- [Problem to work on]
Identify every line containing the word "коммунальными" and reproduce each one.

+ + + + + + +

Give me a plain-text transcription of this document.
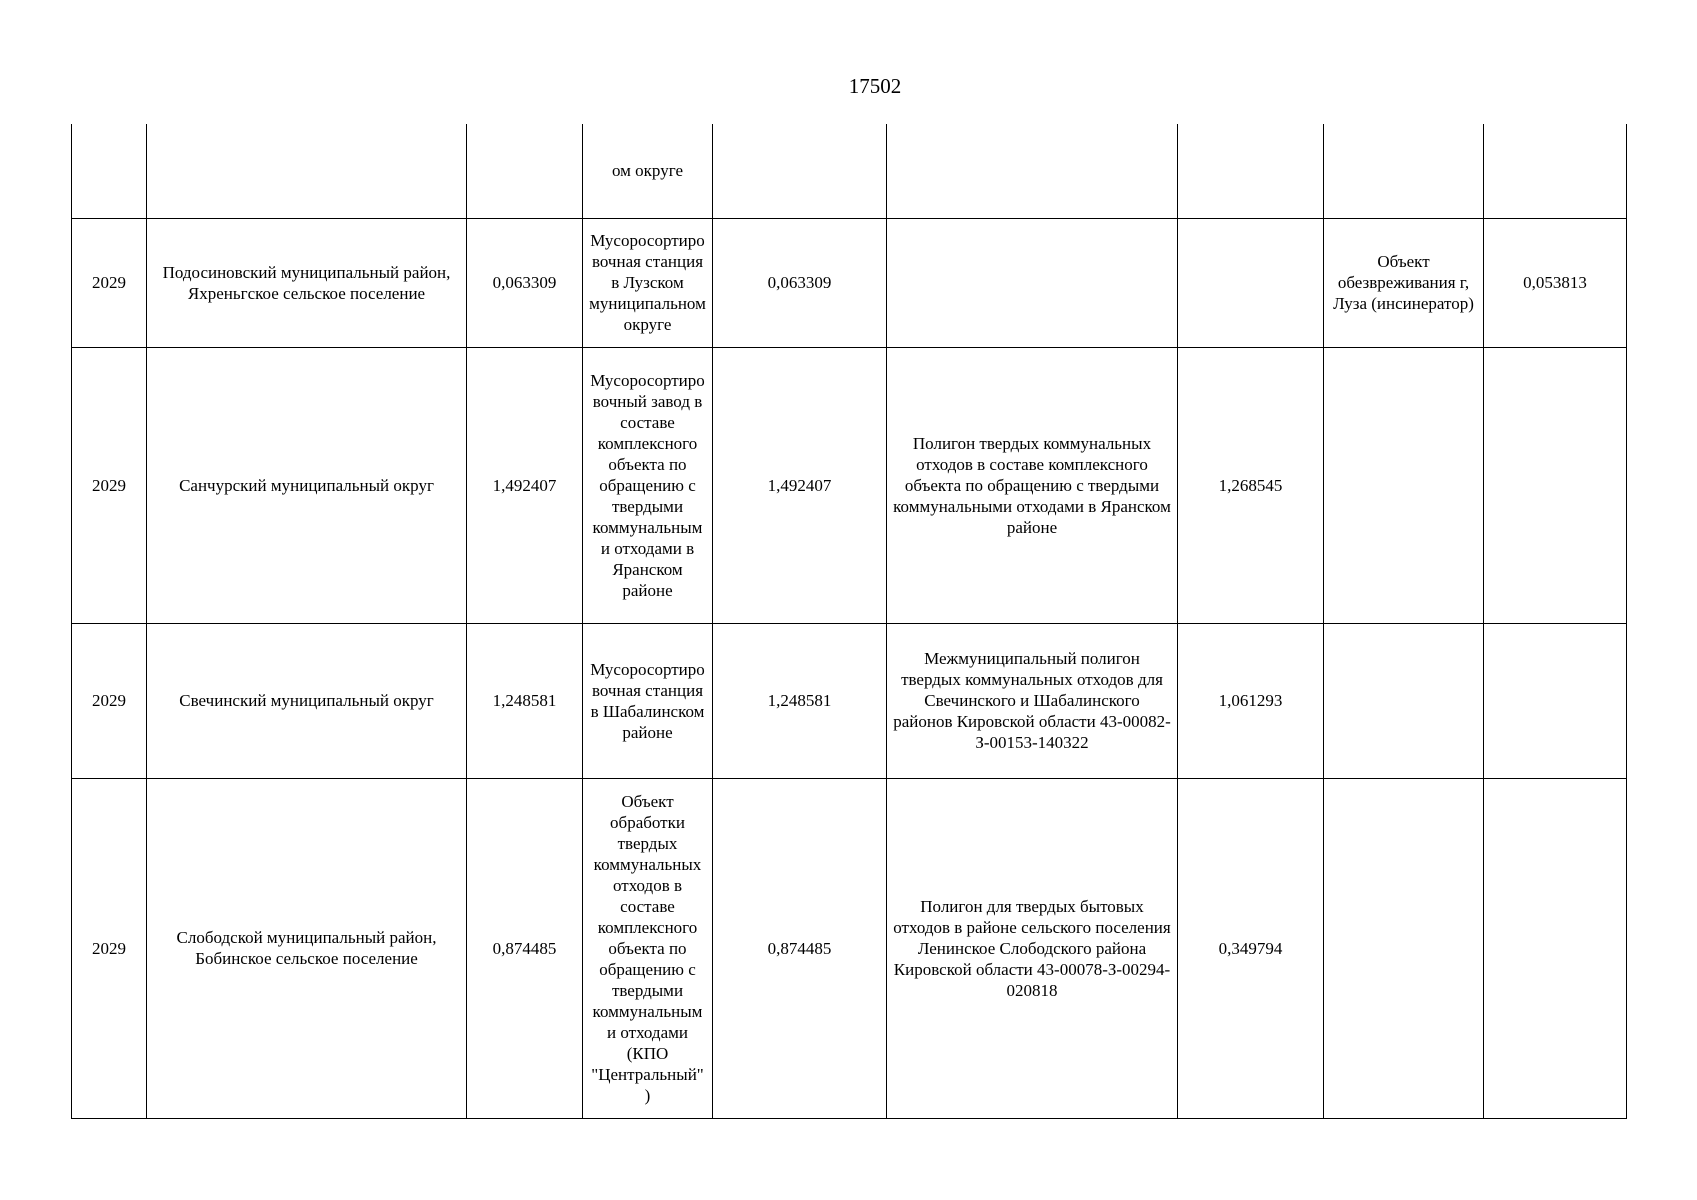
17502
			ом округе					
2029	Подосиновский муниципальный район, Яхреньгское сельское поселение	0,063309	Мусоросортировочная станция в Лузском муниципальном округе	0,063309			Объект обезвреживания г, Луза (инсинератор)	0,053813
2029	Санчурский муниципальный округ	1,492407	Мусоросортировочный завод в составе комплексного объекта по обращению с твердыми коммунальными отходами в Яранском районе	1,492407	Полигон твердых коммунальных отходов в составе комплексного объекта по обращению с твердыми коммунальными отходами в Яранском районе	1,268545		
2029	Свечинский муниципальный округ	1,248581	Мусоросортировочная станция в Шабалинском районе	1,248581	Межмуниципальный полигон твердых коммунальных отходов для Свечинского и Шабалинского районов Кировской области 43-00082-З-00153-140322	1,061293		
2029	Слободской муниципальный район, Бобинское сельское поселение	0,874485	Объект обработки твердых коммунальных отходов в составе комплексного объекта по обращению с твердыми коммунальными отходами (КПО "Центральный")	0,874485	Полигон для твердых бытовых отходов в районе сельского поселения Ленинское Слободского района Кировской области 43-00078-З-00294-020818	0,349794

+ + + + + + +

- [Solution]
2029	Санчурский муниципальный округ	1,492407	Мусоросортировочный завод в составе комплексного объекта по обращению с твердыми коммунальными отходами в Яранском районе	1,492407	Полигон твердых коммунальных отходов в составе комплексного объекта по обращению с твердыми коммунальными отходами в Яранском районе	1,268545		
2029	Слободской муниципальный район, Бобинское сельское поселение	0,874485	Объект обработки твердых коммунальных отходов в составе комплексного объекта по обращению с твердыми коммунальными отходами (КПО "Центральный")	0,874485	Полигон для твердых бытовых отходов в районе сельского поселения Ленинское Слободского района Кировской области 43-00078-З-00294-020818	0,349794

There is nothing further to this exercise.